• _Task instructions_
In the records below, find each line containing the word "Potential" and copy it.

• _Task inputs_
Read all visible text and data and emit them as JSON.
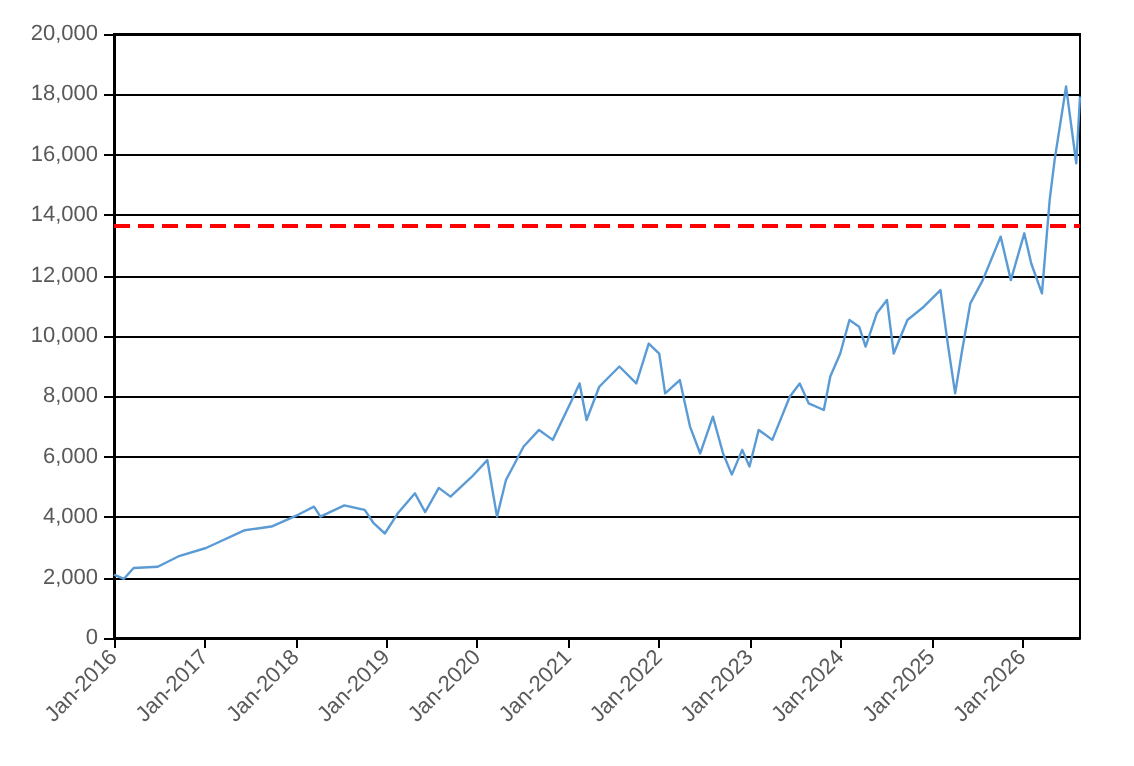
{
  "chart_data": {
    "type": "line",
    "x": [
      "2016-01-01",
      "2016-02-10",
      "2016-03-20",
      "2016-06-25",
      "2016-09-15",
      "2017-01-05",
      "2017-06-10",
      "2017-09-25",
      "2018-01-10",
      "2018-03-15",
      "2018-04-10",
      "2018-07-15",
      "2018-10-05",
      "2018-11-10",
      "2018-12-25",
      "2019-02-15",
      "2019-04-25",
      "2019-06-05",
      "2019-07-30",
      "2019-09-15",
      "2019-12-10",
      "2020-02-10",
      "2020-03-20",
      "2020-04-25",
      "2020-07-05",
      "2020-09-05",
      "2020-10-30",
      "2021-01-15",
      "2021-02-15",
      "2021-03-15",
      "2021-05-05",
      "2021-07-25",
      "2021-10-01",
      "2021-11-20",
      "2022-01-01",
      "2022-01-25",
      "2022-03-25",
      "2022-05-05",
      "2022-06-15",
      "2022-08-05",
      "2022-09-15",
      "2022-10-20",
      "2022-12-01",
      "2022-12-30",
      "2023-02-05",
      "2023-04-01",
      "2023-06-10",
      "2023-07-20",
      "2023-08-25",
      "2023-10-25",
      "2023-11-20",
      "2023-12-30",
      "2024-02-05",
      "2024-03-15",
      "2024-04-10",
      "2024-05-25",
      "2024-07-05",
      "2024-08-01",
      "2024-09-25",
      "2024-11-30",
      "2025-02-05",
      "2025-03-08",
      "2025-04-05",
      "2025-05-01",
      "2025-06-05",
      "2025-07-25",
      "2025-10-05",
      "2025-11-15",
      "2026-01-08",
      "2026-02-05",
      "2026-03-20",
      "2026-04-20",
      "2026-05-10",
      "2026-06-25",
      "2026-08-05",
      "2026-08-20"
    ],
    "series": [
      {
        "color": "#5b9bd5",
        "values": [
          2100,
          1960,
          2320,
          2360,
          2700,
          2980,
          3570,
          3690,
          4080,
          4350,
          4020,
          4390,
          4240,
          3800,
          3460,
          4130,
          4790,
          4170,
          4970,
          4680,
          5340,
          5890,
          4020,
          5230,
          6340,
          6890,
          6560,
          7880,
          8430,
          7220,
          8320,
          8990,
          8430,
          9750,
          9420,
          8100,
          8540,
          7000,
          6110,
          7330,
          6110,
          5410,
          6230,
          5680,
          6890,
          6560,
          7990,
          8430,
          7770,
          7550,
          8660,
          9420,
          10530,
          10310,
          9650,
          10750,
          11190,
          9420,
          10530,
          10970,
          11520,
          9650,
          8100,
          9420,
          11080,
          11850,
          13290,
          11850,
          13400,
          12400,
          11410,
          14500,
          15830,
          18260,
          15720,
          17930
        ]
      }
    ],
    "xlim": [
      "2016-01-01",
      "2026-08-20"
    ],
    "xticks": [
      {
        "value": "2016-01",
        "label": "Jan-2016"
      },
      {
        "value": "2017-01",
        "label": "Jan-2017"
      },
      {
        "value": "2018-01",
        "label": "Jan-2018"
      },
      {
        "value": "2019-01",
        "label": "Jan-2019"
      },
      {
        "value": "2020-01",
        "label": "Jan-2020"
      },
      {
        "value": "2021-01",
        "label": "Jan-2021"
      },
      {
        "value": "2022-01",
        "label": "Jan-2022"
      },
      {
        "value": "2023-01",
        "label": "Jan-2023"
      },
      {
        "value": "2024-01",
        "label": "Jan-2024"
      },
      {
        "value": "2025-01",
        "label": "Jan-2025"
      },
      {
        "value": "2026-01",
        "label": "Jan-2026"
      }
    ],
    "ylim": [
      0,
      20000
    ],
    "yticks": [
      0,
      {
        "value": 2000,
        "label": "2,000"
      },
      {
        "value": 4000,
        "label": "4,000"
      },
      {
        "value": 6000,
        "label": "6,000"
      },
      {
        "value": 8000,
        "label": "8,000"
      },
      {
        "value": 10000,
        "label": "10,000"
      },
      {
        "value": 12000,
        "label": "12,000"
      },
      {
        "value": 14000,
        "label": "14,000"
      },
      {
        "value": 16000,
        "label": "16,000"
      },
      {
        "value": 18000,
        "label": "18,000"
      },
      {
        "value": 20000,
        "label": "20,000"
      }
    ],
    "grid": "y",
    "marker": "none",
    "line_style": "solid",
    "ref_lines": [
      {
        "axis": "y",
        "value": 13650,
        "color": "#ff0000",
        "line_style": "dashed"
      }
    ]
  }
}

* * *

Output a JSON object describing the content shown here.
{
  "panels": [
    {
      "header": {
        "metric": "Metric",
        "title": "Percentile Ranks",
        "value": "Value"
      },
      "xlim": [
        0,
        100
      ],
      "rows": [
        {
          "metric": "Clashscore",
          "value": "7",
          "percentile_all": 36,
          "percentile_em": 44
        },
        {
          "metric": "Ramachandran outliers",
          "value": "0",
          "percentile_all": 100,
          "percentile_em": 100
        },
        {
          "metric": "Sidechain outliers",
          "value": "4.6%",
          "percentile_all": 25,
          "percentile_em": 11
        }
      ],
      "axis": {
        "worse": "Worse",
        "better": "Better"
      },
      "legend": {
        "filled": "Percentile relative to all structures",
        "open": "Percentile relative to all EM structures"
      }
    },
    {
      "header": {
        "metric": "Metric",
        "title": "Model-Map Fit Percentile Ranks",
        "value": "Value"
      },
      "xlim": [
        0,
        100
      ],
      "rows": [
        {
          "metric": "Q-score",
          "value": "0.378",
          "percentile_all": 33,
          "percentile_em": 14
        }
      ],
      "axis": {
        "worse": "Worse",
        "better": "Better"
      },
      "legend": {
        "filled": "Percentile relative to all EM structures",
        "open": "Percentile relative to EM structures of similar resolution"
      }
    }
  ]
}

==

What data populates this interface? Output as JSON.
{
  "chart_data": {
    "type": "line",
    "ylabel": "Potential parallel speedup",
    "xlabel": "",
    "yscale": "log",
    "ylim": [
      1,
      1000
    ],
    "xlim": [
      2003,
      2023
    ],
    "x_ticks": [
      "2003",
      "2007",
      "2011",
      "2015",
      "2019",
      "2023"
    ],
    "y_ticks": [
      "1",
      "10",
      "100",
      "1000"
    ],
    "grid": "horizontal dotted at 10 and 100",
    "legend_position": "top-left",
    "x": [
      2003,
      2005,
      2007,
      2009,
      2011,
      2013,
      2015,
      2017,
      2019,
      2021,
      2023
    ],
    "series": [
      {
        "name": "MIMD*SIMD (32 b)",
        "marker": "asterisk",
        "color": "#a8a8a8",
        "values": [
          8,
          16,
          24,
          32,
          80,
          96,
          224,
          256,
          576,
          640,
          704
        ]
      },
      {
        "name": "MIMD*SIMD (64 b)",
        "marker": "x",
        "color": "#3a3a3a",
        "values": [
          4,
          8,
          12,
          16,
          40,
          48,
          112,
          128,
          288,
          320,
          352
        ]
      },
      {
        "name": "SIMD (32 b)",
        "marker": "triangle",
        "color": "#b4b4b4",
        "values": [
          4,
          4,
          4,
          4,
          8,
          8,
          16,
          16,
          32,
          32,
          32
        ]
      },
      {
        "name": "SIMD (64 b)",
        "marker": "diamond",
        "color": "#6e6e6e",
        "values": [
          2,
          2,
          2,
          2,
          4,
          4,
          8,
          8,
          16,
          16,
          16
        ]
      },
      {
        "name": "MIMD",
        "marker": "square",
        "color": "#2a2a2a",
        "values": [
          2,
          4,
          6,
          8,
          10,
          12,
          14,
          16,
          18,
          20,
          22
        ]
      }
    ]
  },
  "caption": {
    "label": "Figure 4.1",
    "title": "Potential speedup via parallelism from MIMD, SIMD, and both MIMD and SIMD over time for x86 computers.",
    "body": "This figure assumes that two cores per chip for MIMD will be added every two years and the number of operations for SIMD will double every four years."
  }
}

• _Solution below_
    "ylabel": "Potential parallel speedup",
    "title": "Potential speedup via parallelism from MIMD, SIMD, and both MIMD and SIMD over time for x86 computers.",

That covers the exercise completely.